[start Extracted records]
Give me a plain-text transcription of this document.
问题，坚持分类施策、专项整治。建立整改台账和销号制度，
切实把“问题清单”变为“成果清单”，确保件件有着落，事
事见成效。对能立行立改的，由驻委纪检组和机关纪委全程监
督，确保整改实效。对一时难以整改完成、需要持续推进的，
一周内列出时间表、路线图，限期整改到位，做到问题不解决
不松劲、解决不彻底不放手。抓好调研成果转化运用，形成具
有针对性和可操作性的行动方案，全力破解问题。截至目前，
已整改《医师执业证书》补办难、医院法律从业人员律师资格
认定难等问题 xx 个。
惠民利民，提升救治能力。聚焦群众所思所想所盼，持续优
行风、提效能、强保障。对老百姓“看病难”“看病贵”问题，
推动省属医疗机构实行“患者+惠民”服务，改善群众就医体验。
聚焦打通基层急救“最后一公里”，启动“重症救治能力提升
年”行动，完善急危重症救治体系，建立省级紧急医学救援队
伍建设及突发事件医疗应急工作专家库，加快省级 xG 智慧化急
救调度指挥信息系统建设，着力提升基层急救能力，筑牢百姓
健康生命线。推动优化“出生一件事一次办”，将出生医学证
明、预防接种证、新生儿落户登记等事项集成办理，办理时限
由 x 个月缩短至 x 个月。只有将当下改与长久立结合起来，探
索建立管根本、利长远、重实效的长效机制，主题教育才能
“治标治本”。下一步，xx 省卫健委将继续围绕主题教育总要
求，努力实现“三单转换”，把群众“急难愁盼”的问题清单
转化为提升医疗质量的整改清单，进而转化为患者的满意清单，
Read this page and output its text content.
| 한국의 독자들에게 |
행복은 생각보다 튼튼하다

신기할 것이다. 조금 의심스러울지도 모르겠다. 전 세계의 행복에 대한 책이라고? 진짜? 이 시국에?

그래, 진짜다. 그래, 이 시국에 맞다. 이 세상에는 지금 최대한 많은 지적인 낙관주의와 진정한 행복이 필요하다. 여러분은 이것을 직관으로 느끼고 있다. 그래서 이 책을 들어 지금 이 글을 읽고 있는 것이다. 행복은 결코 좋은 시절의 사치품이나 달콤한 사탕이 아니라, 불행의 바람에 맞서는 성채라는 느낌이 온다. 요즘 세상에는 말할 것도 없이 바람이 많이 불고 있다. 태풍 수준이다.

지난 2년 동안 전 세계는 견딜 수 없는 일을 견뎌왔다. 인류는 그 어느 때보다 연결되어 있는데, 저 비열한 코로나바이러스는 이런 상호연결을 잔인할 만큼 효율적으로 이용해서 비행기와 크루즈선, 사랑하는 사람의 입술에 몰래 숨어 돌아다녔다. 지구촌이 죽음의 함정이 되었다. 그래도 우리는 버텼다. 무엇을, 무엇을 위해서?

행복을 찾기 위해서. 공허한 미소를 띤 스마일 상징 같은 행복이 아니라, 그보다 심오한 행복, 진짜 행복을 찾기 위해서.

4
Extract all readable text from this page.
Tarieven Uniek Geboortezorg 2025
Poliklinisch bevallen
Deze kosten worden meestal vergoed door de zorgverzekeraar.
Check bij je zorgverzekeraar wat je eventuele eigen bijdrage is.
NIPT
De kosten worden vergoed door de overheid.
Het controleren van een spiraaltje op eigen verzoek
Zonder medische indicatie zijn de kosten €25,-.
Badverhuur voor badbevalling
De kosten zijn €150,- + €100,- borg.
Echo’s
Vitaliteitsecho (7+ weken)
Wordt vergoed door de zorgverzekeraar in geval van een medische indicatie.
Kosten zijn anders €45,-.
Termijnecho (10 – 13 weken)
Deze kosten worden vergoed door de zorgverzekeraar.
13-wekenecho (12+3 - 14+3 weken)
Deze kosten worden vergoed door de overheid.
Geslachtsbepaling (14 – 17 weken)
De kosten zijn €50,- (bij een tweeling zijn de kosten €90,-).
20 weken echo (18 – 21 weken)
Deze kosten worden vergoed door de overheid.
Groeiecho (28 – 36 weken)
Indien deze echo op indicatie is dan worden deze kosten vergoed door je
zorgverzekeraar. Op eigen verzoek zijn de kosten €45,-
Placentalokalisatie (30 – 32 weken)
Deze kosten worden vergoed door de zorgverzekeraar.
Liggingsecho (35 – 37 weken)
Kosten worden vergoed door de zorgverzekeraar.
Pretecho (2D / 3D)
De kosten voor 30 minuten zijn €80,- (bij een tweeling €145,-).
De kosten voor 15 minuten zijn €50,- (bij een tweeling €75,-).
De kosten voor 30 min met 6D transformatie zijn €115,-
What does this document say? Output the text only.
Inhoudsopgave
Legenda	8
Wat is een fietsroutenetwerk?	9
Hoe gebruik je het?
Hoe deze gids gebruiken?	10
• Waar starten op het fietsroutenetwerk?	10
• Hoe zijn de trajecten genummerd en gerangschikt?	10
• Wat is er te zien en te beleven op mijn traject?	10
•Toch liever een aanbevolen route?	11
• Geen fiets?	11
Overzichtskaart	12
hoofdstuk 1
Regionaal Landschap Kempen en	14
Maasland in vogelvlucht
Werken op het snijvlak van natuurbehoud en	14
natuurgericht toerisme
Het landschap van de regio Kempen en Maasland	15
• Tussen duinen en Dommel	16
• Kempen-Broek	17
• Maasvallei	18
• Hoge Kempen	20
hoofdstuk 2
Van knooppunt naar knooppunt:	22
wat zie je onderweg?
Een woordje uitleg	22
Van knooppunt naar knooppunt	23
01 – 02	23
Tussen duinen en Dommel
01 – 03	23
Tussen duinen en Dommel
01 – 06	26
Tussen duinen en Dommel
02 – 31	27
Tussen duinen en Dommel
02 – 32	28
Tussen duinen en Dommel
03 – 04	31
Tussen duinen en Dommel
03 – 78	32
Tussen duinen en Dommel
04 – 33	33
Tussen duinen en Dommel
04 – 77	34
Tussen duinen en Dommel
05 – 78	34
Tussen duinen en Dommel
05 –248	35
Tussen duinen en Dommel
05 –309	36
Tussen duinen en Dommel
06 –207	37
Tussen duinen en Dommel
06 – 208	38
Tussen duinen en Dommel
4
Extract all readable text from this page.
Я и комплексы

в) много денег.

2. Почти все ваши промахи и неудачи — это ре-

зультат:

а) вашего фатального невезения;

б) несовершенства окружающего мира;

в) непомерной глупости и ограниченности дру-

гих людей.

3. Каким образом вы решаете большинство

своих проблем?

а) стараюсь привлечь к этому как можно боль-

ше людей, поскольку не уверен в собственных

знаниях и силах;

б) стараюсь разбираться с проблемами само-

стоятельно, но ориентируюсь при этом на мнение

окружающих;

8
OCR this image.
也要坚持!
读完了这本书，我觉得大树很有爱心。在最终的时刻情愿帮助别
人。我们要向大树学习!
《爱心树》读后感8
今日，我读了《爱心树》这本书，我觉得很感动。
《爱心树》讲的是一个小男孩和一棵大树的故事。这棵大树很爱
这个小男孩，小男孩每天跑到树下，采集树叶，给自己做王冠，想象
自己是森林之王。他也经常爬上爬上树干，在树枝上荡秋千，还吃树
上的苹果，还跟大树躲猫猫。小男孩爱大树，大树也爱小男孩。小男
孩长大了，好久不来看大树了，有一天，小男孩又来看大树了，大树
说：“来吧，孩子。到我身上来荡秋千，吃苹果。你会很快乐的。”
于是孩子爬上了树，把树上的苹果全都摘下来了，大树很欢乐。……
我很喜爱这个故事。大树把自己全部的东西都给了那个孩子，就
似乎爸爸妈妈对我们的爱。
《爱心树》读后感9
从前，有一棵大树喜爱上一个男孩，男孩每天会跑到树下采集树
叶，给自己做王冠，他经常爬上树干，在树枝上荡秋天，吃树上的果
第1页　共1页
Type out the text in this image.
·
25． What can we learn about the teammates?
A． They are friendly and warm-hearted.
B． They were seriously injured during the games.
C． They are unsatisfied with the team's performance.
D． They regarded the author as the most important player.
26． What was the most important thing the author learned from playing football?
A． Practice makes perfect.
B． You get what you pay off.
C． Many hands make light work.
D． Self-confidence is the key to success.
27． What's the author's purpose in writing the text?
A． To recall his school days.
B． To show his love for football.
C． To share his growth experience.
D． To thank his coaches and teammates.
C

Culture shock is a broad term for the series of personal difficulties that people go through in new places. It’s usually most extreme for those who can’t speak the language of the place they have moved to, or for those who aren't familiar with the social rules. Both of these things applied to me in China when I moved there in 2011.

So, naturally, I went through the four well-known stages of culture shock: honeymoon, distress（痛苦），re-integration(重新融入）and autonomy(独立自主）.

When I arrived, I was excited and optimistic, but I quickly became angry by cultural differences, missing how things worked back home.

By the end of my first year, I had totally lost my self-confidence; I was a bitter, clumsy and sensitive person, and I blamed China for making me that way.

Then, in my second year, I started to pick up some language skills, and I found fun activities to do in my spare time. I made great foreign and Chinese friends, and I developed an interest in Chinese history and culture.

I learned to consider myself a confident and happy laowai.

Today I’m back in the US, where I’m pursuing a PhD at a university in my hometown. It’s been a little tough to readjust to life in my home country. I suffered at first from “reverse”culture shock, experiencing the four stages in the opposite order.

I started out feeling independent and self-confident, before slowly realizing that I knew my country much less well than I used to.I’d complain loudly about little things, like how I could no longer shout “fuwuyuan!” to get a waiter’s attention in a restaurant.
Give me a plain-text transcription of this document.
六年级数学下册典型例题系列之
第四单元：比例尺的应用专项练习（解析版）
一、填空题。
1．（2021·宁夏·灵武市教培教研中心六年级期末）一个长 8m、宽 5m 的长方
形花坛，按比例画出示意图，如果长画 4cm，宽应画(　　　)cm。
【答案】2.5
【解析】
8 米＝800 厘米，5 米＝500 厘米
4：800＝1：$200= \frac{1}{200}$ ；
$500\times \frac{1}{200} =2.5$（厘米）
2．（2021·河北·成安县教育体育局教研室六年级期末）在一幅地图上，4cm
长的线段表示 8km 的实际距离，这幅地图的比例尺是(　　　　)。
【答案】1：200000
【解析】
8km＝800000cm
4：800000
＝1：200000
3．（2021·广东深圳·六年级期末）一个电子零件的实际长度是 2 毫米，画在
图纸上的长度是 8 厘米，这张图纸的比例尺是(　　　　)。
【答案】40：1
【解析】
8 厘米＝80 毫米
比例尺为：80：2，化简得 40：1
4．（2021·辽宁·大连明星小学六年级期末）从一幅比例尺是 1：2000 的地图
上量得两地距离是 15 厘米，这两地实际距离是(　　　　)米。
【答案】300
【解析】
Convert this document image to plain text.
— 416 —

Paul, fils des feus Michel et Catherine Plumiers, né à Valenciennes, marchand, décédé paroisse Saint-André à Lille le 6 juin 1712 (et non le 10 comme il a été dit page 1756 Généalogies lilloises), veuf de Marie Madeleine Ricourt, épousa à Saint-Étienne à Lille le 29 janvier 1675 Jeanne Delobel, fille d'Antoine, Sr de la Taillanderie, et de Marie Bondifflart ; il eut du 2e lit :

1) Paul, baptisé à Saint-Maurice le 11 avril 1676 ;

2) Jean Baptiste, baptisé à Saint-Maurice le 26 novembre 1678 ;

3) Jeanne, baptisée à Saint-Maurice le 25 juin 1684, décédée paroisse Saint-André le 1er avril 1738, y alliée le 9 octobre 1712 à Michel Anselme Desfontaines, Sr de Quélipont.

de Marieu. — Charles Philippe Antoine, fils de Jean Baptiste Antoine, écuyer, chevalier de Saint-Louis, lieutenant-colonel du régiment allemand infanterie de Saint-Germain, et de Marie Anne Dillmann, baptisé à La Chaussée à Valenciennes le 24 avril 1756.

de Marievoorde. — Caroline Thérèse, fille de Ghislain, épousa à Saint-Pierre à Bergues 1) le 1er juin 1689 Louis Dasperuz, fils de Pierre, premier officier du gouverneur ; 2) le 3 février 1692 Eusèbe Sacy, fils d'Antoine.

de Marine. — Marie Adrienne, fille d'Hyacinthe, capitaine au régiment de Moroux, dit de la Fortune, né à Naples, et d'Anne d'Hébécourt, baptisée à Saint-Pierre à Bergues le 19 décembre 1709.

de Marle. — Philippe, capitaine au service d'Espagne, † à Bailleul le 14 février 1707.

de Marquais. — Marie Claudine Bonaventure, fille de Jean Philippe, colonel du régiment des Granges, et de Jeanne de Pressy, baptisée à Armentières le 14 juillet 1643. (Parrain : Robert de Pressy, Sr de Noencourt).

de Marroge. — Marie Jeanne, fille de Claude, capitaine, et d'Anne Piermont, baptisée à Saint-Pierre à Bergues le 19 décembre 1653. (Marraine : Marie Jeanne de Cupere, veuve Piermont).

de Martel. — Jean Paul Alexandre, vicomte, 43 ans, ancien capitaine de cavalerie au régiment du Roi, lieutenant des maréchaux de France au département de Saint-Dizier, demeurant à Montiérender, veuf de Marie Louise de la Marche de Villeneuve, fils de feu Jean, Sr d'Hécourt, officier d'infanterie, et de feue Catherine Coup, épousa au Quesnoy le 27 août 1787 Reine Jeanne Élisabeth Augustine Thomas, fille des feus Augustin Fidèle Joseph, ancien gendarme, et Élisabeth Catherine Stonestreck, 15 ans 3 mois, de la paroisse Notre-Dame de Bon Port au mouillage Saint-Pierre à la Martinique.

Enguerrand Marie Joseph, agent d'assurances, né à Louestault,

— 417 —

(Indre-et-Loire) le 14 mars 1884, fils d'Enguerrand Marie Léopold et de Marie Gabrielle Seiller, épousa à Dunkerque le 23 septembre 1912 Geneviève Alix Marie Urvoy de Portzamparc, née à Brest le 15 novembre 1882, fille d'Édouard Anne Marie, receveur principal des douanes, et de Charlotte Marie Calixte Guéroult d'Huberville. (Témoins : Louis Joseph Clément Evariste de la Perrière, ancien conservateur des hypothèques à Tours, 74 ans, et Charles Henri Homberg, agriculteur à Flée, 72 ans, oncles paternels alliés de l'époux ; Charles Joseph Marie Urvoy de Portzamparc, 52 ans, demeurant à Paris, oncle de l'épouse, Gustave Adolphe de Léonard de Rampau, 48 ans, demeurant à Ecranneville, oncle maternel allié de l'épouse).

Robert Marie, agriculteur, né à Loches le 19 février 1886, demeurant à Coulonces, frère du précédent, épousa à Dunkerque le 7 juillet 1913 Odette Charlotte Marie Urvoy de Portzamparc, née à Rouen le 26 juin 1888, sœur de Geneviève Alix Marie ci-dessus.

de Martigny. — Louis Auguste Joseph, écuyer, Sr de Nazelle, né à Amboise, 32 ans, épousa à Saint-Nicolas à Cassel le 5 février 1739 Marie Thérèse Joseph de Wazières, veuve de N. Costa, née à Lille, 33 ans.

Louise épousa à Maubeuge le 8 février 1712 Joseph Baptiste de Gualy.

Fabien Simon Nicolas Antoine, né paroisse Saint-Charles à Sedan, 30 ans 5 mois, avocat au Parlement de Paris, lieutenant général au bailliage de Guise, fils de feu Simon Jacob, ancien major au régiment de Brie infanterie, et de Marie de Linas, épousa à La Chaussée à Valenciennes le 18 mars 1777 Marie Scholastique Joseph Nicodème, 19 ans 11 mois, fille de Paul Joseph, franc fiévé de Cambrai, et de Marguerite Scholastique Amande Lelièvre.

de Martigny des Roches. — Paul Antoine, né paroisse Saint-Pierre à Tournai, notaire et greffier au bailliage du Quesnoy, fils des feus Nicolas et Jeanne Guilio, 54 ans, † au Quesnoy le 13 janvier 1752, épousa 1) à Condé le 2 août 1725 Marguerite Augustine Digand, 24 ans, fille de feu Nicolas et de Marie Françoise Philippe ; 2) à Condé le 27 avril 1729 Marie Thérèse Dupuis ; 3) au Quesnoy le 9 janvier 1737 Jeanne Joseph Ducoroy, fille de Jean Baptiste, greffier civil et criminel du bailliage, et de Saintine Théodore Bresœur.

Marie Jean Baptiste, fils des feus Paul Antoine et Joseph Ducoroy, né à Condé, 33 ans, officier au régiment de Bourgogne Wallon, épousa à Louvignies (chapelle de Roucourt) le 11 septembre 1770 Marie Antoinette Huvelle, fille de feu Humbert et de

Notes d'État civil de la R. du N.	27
[end Extracted records]
### Task to complete
List all lines in the material containing the string "colonel".

### The solution
de Marieu. — Charles Philippe Antoine, fils de Jean Baptiste Antoine, écuyer, chevalier de Saint-Louis, lieutenant-colonel du régiment allemand infanterie de Saint-Germain, et de Marie Anne Dillmann, baptisé à La Chaussée à Valenciennes le 24 avril 1756.
de Marquais. — Marie Claudine Bonaventure, fille de Jean Philippe, colonel du régiment des Granges, et de Jeanne de Pressy, baptisée à Armentières le 14 juillet 1643. (Parrain : Robert de Pressy, Sr de Noencourt).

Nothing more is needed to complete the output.